**MATERIAL**
● ● ● ● ● ● ●

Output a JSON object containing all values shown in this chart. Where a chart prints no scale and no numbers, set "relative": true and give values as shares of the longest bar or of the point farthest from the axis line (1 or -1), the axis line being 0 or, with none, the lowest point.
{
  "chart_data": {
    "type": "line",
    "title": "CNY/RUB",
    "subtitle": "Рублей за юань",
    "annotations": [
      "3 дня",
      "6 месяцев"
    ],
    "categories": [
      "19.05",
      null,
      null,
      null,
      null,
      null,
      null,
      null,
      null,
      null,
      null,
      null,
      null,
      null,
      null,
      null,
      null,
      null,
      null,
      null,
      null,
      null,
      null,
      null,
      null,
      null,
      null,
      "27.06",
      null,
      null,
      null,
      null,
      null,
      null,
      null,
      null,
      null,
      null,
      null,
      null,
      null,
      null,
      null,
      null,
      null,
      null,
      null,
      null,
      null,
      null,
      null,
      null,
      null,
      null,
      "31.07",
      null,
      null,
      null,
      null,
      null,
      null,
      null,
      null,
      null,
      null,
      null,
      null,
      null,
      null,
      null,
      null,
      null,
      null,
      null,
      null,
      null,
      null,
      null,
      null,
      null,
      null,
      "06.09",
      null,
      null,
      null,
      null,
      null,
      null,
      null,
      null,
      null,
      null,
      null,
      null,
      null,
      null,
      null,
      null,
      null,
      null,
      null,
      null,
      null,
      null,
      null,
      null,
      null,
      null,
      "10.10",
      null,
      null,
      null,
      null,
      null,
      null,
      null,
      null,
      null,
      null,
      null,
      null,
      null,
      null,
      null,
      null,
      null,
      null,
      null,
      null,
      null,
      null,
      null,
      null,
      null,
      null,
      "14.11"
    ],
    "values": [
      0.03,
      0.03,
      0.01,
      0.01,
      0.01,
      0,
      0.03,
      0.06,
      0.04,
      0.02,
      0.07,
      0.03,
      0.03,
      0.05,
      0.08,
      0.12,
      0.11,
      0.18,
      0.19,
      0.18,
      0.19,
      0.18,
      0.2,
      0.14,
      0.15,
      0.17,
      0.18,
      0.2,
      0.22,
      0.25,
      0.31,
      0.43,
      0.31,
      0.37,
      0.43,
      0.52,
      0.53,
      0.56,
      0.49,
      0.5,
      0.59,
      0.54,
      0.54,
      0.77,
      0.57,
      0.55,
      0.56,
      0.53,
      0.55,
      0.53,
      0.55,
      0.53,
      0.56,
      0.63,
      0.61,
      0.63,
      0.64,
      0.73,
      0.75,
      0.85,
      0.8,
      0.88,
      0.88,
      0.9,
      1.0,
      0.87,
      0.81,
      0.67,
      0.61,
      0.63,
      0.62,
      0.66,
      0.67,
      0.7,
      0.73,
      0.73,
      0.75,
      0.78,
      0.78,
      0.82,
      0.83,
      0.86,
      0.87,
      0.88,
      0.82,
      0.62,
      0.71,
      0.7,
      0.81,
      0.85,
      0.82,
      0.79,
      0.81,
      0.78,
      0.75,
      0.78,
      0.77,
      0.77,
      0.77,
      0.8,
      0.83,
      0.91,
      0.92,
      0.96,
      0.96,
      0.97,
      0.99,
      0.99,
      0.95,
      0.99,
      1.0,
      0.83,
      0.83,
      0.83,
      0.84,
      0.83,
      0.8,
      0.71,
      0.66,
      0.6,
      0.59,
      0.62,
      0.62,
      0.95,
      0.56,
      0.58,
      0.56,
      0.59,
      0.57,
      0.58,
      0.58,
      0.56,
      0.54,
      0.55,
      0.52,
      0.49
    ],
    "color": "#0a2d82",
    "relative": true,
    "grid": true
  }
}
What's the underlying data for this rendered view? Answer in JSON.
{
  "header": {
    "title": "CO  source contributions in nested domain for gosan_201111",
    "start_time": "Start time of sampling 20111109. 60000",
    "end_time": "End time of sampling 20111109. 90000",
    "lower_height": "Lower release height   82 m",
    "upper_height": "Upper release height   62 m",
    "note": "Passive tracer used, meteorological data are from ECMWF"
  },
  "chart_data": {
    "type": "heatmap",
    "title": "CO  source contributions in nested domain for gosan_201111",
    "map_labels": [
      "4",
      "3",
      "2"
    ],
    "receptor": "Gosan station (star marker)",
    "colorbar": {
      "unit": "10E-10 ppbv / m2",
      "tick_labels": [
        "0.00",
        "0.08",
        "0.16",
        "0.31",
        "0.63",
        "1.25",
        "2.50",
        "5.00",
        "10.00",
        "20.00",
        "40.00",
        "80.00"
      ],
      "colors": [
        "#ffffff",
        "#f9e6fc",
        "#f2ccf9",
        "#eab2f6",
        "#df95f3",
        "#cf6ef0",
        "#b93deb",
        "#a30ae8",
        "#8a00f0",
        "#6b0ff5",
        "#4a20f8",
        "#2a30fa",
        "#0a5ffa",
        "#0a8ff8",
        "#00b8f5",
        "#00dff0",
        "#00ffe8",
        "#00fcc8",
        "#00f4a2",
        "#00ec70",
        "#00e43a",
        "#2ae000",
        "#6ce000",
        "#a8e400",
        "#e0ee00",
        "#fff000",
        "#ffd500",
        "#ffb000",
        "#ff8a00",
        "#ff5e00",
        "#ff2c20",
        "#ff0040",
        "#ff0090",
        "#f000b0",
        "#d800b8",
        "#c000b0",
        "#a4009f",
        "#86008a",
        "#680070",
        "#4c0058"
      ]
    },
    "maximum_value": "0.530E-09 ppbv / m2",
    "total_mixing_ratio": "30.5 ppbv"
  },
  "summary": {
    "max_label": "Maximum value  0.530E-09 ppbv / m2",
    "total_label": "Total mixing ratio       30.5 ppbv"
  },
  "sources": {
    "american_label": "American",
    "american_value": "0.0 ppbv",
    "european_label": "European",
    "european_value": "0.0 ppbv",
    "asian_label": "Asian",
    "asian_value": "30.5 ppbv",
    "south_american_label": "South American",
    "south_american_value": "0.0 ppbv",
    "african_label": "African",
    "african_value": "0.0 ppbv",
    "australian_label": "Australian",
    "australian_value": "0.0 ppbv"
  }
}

● ● ● ● ● ● ●

**EXERCISE GOAL**
Restate each record word for word.

**RESPONSE TO THE EXERCISE**
Output a JSON object containing all values shown in this chart. Where a chart prints no scale and no numbers, set "relative": true and give values as shares of the longest bar or of the point farthest from the axis line (1 or -1), the axis line being 0 or, with none, the lowest point.
{
  "chart_data": {
    "type": "line",
    "title": "CNY/RUB",
    "subtitle": "Рублей за юань",
    "annotations": [
      "3 дня",
      "6 месяцев"
    ],
    "categories": [
      "19.05",
      null,
      null,
      null,
      null,
      null,
      null,
      null,
      null,
      null,
      null,
      null,
      null,
      null,
      null,
      null,
      null,
      null,
      null,
      null,
      null,
      null,
      null,
      null,
      null,
      null,
      null,
      "27.06",
      null,
      null,
      null,
      null,
      null,
      null,
      null,
      null,
      null,
      null,
      null,
      null,
      null,
      null,
      null,
      null,
      null,
      null,
      null,
      null,
      null,
      null,
      null,
      null,
      null,
      null,
      "31.07",
      null,
      null,
      null,
      null,
      null,
      null,
      null,
      null,
      null,
      null,
      null,
      null,
      null,
      null,
      null,
      null,
      null,
      null,
      null,
      null,
      null,
      null,
      null,
      null,
      null,
      null,
      "06.09",
      null,
      null,
      null,
      null,
      null,
      null,
      null,
      null,
      null,
      null,
      null,
      null,
      null,
      null,
      null,
      null,
      null,
      null,
      null,
      null,
      null,
      null,
      null,
      null,
      null,
      null,
      "10.10",
      null,
      null,
      null,
      null,
      null,
      null,
      null,
      null,
      null,
      null,
      null,
      null,
      null,
      null,
      null,
      null,
      null,
      null,
      null,
      null,
      null,
      null,
      null,
      null,
      null,
      null,
      "14.11"
    ],
    "values": [
      0.03,
      0.03,
      0.01,
      0.01,
      0.01,
      0,
      0.03,
      0.06,
      0.04,
      0.02,
      0.07,
      0.03,
      0.03,
      0.05,
      0.08,
      0.12,
      0.11,
      0.18,
      0.19,
      0.18,
      0.19,
      0.18,
      0.2,
      0.14,
      0.15,
      0.17,
      0.18,
      0.2,
      0.22,
      0.25,
      0.31,
      0.43,
      0.31,
      0.37,
      0.43,
      0.52,
      0.53,
      0.56,
      0.49,
      0.5,
      0.59,
      0.54,
      0.54,
      0.77,
      0.57,
      0.55,
      0.56,
      0.53,
      0.55,
      0.53,
      0.55,
      0.53,
      0.56,
      0.63,
      0.61,
      0.63,
      0.64,
      0.73,
      0.75,
      0.85,
      0.8,
      0.88,
      0.88,
      0.9,
      1.0,
      0.87,
      0.81,
      0.67,
      0.61,
      0.63,
      0.62,
      0.66,
      0.67,
      0.7,
      0.73,
      0.73,
      0.75,
      0.78,
      0.78,
      0.82,
      0.83,
      0.86,
      0.87,
      0.88,
      0.82,
      0.62,
      0.71,
      0.7,
      0.81,
      0.85,
      0.82,
      0.79,
      0.81,
      0.78,
      0.75,
      0.78,
      0.77,
      0.77,
      0.77,
      0.8,
      0.83,
      0.91,
      0.92,
      0.96,
      0.96,
      0.97,
      0.99,
      0.99,
      0.95,
      0.99,
      1.0,
      0.83,
      0.83,
      0.83,
      0.84,
      0.83,
      0.8,
      0.71,
      0.66,
      0.6,
      0.59,
      0.62,
      0.62,
      0.95,
      0.56,
      0.58,
      0.56,
      0.59,
      0.57,
      0.58,
      0.58,
      0.56,
      0.54,
      0.55,
      0.52,
      0.49
    ],
    "color": "#0a2d82",
    "relative": true,
    "grid": true
  }
}
What's the underlying data for this rendered view? Answer in JSON.
{
  "header": {
    "title": "CO  source contributions in nested domain for gosan_201111",
    "start_time": "Start time of sampling 20111109. 60000",
    "end_time": "End time of sampling 20111109. 90000",
    "lower_height": "Lower release height   82 m",
    "upper_height": "Upper release height   62 m",
    "note": "Passive tracer used, meteorological data are from ECMWF"
  },
  "chart_data": {
    "type": "heatmap",
    "title": "CO  source contributions in nested domain for gosan_201111",
    "map_labels": [
      "4",
      "3",
      "2"
    ],
    "receptor": "Gosan station (star marker)",
    "colorbar": {
      "unit": "10E-10 ppbv / m2",
      "tick_labels": [
        "0.00",
        "0.08",
        "0.16",
        "0.31",
        "0.63",
        "1.25",
        "2.50",
        "5.00",
        "10.00",
        "20.00",
        "40.00",
        "80.00"
      ],
      "colors": [
        "#ffffff",
        "#f9e6fc",
        "#f2ccf9",
        "#eab2f6",
        "#df95f3",
        "#cf6ef0",
        "#b93deb",
        "#a30ae8",
        "#8a00f0",
        "#6b0ff5",
        "#4a20f8",
        "#2a30fa",
        "#0a5ffa",
        "#0a8ff8",
        "#00b8f5",
        "#00dff0",
        "#00ffe8",
        "#00fcc8",
        "#00f4a2",
        "#00ec70",
        "#00e43a",
        "#2ae000",
        "#6ce000",
        "#a8e400",
        "#e0ee00",
        "#fff000",
        "#ffd500",
        "#ffb000",
        "#ff8a00",
        "#ff5e00",
        "#ff2c20",
        "#ff0040",
        "#ff0090",
        "#f000b0",
        "#d800b8",
        "#c000b0",
        "#a4009f",
        "#86008a",
        "#680070",
        "#4c0058"
      ]
    },
    "maximum_value": "0.530E-09 ppbv / m2",
    "total_mixing_ratio": "30.5 ppbv"
  },
  "summary": {
    "max_label": "Maximum value  0.530E-09 ppbv / m2",
    "total_label": "Total mixing ratio       30.5 ppbv"
  },
  "sources": {
    "american_label": "American",
    "american_value": "0.0 ppbv",
    "european_label": "European",
    "european_value": "0.0 ppbv",
    "asian_label": "Asian",
    "asian_value": "30.5 ppbv",
    "south_american_label": "South American",
    "south_american_value": "0.0 ppbv",
    "african_label": "African",
    "african_value": "0.0 ppbv",
    "australian_label": "Australian",
    "australian_value": "0.0 ppbv"
  }
}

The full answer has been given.